Rewrite the rows below, replacing "Download Page Data" with "Export Page Data" wherever it occurs and leaving everything else unchanged.

= = = = =

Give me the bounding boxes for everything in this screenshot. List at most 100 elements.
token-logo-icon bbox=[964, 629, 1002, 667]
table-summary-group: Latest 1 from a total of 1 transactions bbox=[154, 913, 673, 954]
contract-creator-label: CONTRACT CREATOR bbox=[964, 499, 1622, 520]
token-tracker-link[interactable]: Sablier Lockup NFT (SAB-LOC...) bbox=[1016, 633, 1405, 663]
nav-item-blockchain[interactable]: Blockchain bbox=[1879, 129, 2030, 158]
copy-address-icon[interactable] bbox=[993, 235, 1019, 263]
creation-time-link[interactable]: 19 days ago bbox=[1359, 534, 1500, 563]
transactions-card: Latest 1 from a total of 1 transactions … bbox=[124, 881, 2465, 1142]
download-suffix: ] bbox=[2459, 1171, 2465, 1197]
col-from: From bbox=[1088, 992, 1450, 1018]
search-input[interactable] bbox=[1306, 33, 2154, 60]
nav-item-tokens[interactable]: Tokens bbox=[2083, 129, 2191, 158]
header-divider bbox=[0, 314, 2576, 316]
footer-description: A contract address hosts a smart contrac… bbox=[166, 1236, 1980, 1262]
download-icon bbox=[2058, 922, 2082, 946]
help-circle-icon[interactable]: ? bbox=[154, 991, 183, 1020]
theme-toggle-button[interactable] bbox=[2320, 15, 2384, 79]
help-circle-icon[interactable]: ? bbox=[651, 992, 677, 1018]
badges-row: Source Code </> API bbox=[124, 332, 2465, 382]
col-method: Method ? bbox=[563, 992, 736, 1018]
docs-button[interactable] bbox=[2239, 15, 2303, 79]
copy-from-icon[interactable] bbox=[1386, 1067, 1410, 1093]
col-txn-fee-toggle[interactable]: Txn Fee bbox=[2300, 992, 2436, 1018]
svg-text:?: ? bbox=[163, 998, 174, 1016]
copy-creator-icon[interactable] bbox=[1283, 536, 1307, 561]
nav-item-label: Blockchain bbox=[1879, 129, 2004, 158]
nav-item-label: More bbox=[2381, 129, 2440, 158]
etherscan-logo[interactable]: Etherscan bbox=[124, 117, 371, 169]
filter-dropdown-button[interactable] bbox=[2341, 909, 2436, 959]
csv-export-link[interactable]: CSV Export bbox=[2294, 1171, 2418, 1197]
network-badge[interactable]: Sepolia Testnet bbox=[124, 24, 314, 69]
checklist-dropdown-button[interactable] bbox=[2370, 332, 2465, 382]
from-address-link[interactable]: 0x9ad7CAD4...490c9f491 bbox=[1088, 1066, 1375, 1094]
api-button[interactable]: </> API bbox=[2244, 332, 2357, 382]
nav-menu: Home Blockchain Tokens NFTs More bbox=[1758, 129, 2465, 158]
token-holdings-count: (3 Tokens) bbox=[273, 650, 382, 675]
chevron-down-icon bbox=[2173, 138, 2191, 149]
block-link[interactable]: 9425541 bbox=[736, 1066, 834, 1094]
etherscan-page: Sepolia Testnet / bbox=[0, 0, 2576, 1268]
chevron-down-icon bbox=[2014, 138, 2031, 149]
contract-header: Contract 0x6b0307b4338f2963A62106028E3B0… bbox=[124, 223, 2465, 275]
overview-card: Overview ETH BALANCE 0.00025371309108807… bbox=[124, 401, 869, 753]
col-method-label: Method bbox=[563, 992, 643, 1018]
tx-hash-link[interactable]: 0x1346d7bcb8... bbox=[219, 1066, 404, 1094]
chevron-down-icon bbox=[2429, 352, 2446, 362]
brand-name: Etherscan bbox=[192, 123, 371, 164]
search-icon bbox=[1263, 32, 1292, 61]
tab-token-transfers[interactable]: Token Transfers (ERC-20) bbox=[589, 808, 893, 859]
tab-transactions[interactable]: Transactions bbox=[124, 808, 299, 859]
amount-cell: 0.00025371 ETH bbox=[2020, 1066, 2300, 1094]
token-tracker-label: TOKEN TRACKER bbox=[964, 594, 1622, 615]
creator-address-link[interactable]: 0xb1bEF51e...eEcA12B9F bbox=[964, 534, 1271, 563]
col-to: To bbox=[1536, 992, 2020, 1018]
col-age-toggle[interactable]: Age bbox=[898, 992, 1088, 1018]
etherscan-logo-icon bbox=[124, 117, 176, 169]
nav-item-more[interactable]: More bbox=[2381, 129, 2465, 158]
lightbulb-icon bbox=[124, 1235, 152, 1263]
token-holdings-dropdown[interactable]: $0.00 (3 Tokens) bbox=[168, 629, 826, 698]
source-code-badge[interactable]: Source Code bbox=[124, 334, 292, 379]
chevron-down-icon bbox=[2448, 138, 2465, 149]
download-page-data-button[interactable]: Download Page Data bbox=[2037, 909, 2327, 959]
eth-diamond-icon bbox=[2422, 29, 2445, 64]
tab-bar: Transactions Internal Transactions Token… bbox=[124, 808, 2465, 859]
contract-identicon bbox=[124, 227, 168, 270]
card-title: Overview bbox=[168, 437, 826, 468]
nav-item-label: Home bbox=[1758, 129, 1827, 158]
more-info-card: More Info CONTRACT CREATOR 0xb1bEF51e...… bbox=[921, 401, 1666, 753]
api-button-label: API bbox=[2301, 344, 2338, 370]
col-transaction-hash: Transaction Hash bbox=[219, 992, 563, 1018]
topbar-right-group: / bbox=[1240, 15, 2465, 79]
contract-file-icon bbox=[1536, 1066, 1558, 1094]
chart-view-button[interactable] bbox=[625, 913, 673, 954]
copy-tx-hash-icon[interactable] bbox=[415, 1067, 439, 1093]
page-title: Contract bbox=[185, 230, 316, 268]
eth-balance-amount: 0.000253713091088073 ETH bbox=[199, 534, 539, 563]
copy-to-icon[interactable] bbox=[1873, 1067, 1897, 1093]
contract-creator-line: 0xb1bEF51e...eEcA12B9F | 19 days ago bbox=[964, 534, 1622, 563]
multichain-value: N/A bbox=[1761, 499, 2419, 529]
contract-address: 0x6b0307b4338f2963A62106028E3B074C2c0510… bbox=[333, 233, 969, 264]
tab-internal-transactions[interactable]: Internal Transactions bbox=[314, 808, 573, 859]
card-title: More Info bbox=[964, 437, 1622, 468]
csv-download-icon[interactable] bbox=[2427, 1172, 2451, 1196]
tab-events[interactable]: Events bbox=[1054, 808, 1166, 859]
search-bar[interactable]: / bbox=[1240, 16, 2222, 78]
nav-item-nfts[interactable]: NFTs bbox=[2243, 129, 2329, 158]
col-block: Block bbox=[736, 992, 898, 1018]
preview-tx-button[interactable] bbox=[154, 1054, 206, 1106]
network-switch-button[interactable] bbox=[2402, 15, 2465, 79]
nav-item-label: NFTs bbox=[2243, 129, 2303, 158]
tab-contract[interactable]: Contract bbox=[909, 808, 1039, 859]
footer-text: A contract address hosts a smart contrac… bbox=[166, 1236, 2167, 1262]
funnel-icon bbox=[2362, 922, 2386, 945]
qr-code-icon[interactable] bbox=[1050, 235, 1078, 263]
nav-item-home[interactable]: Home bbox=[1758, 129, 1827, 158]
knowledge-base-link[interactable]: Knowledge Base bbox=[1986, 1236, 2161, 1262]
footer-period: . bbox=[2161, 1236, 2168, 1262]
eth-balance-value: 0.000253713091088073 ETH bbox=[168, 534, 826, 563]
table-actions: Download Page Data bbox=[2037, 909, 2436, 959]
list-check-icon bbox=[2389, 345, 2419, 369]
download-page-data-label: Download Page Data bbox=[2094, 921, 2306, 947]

= = = = =

» **Exercise result**:
Give me the bounding boxes for everything in this screenshot. List at most 100 elements.
token-logo-icon bbox=[964, 629, 1002, 667]
table-summary-group: Latest 1 from a total of 1 transactions bbox=[154, 913, 673, 954]
contract-creator-label: CONTRACT CREATOR bbox=[964, 499, 1622, 520]
token-tracker-link[interactable]: Sablier Lockup NFT (SAB-LOC...) bbox=[1016, 633, 1405, 663]
nav-item-blockchain[interactable]: Blockchain bbox=[1879, 129, 2030, 158]
copy-address-icon[interactable] bbox=[993, 235, 1019, 263]
creation-time-link[interactable]: 19 days ago bbox=[1359, 534, 1500, 563]
transactions-card: Latest 1 from a total of 1 transactions … bbox=[124, 881, 2465, 1142]
download-suffix: ] bbox=[2459, 1171, 2465, 1197]
col-from: From bbox=[1088, 992, 1450, 1018]
search-input[interactable] bbox=[1306, 33, 2154, 60]
nav-item-tokens[interactable]: Tokens bbox=[2083, 129, 2191, 158]
header-divider bbox=[0, 314, 2576, 316]
footer-description: A contract address hosts a smart contrac… bbox=[166, 1236, 1980, 1262]
download-icon bbox=[2058, 922, 2082, 946]
help-circle-icon[interactable]: ? bbox=[154, 991, 183, 1020]
theme-toggle-button[interactable] bbox=[2320, 15, 2384, 79]
help-circle-icon[interactable]: ? bbox=[651, 992, 677, 1018]
badges-row: Source Code </> API bbox=[124, 332, 2465, 382]
col-method: Method ? bbox=[563, 992, 736, 1018]
docs-button[interactable] bbox=[2239, 15, 2303, 79]
copy-from-icon[interactable] bbox=[1386, 1067, 1410, 1093]
col-txn-fee-toggle[interactable]: Txn Fee bbox=[2300, 992, 2436, 1018]
svg-text:?: ? bbox=[163, 998, 174, 1016]
copy-creator-icon[interactable] bbox=[1283, 536, 1307, 561]
nav-item-label: Blockchain bbox=[1879, 129, 2004, 158]
nav-item-label: More bbox=[2381, 129, 2440, 158]
etherscan-logo[interactable]: Etherscan bbox=[124, 117, 371, 169]
filter-dropdown-button[interactable] bbox=[2341, 909, 2436, 959]
csv-export-link[interactable]: CSV Export bbox=[2294, 1171, 2418, 1197]
network-badge[interactable]: Sepolia Testnet bbox=[124, 24, 314, 69]
checklist-dropdown-button[interactable] bbox=[2370, 332, 2465, 382]
from-address-link[interactable]: 0x9ad7CAD4...490c9f491 bbox=[1088, 1066, 1375, 1094]
api-button[interactable]: </> API bbox=[2244, 332, 2357, 382]
nav-menu: Home Blockchain Tokens NFTs More bbox=[1758, 129, 2465, 158]
token-holdings-count: (3 Tokens) bbox=[273, 650, 382, 675]
chevron-down-icon bbox=[2173, 138, 2191, 149]
block-link[interactable]: 9425541 bbox=[736, 1066, 834, 1094]
etherscan-page: Sepolia Testnet / bbox=[0, 0, 2576, 1268]
chevron-down-icon bbox=[2014, 138, 2031, 149]
contract-header: Contract 0x6b0307b4338f2963A62106028E3B0… bbox=[124, 223, 2465, 275]
overview-card: Overview ETH BALANCE 0.00025371309108807… bbox=[124, 401, 869, 753]
col-method-label: Method bbox=[563, 992, 643, 1018]
tx-hash-link[interactable]: 0x1346d7bcb8... bbox=[219, 1066, 404, 1094]
chevron-down-icon bbox=[2429, 352, 2446, 362]
brand-name: Etherscan bbox=[192, 123, 371, 164]
search-icon bbox=[1263, 32, 1292, 61]
tab-token-transfers[interactable]: Token Transfers (ERC-20) bbox=[589, 808, 893, 859]
tab-transactions[interactable]: Transactions bbox=[124, 808, 299, 859]
amount-cell: 0.00025371 ETH bbox=[2020, 1066, 2300, 1094]
token-tracker-label: TOKEN TRACKER bbox=[964, 594, 1622, 615]
creator-address-link[interactable]: 0xb1bEF51e...eEcA12B9F bbox=[964, 534, 1271, 563]
col-to: To bbox=[1536, 992, 2020, 1018]
col-age-toggle[interactable]: Age bbox=[898, 992, 1088, 1018]
etherscan-logo-icon bbox=[124, 117, 176, 169]
nav-item-more[interactable]: More bbox=[2381, 129, 2465, 158]
lightbulb-icon bbox=[124, 1235, 152, 1263]
token-holdings-dropdown[interactable]: $0.00 (3 Tokens) bbox=[168, 629, 826, 698]
source-code-badge[interactable]: Source Code bbox=[124, 334, 292, 379]
chevron-down-icon bbox=[2448, 138, 2465, 149]
download-page-data-button[interactable]: Export Page Data bbox=[2037, 909, 2327, 959]
eth-diamond-icon bbox=[2422, 29, 2445, 64]
tab-bar: Transactions Internal Transactions Token… bbox=[124, 808, 2465, 859]
contract-identicon bbox=[124, 227, 168, 270]
card-title: Overview bbox=[168, 437, 826, 468]
nav-item-label: Home bbox=[1758, 129, 1827, 158]
more-info-card: More Info CONTRACT CREATOR 0xb1bEF51e...… bbox=[921, 401, 1666, 753]
api-button-label: API bbox=[2301, 344, 2338, 370]
col-transaction-hash: Transaction Hash bbox=[219, 992, 563, 1018]
topbar-right-group: / bbox=[1240, 15, 2465, 79]
contract-file-icon bbox=[1536, 1066, 1558, 1094]
chart-view-button[interactable] bbox=[625, 913, 673, 954]
copy-tx-hash-icon[interactable] bbox=[415, 1067, 439, 1093]
page-title: Contract bbox=[185, 230, 316, 268]
eth-balance-amount: 0.000253713091088073 ETH bbox=[199, 534, 539, 563]
copy-to-icon[interactable] bbox=[1873, 1067, 1897, 1093]
contract-creator-line: 0xb1bEF51e...eEcA12B9F | 19 days ago bbox=[964, 534, 1622, 563]
multichain-value: N/A bbox=[1761, 499, 2419, 529]
contract-address: 0x6b0307b4338f2963A62106028E3B074C2c0510… bbox=[333, 233, 969, 264]
tab-internal-transactions[interactable]: Internal Transactions bbox=[314, 808, 573, 859]
card-title: More Info bbox=[964, 437, 1622, 468]
csv-download-icon[interactable] bbox=[2427, 1172, 2451, 1196]
tab-events[interactable]: Events bbox=[1054, 808, 1166, 859]
search-bar[interactable]: / bbox=[1240, 16, 2222, 78]
nav-item-nfts[interactable]: NFTs bbox=[2243, 129, 2329, 158]
col-block: Block bbox=[736, 992, 898, 1018]
preview-tx-button[interactable] bbox=[154, 1054, 206, 1106]
network-switch-button[interactable] bbox=[2402, 15, 2465, 79]
nav-item-label: NFTs bbox=[2243, 129, 2303, 158]
tab-contract[interactable]: Contract bbox=[909, 808, 1039, 859]
footer-text: A contract address hosts a smart contrac… bbox=[166, 1236, 2167, 1262]
funnel-icon bbox=[2362, 922, 2386, 945]
qr-code-icon[interactable] bbox=[1050, 235, 1078, 263]
nav-item-home[interactable]: Home bbox=[1758, 129, 1827, 158]
knowledge-base-link[interactable]: Knowledge Base bbox=[1986, 1236, 2161, 1262]
footer-period: . bbox=[2161, 1236, 2168, 1262]
eth-balance-value: 0.000253713091088073 ETH bbox=[168, 534, 826, 563]
table-actions: Export Page Data bbox=[2037, 909, 2436, 959]
list-check-icon bbox=[2389, 345, 2419, 369]
download-page-data-label: Export Page Data bbox=[2094, 921, 2306, 947]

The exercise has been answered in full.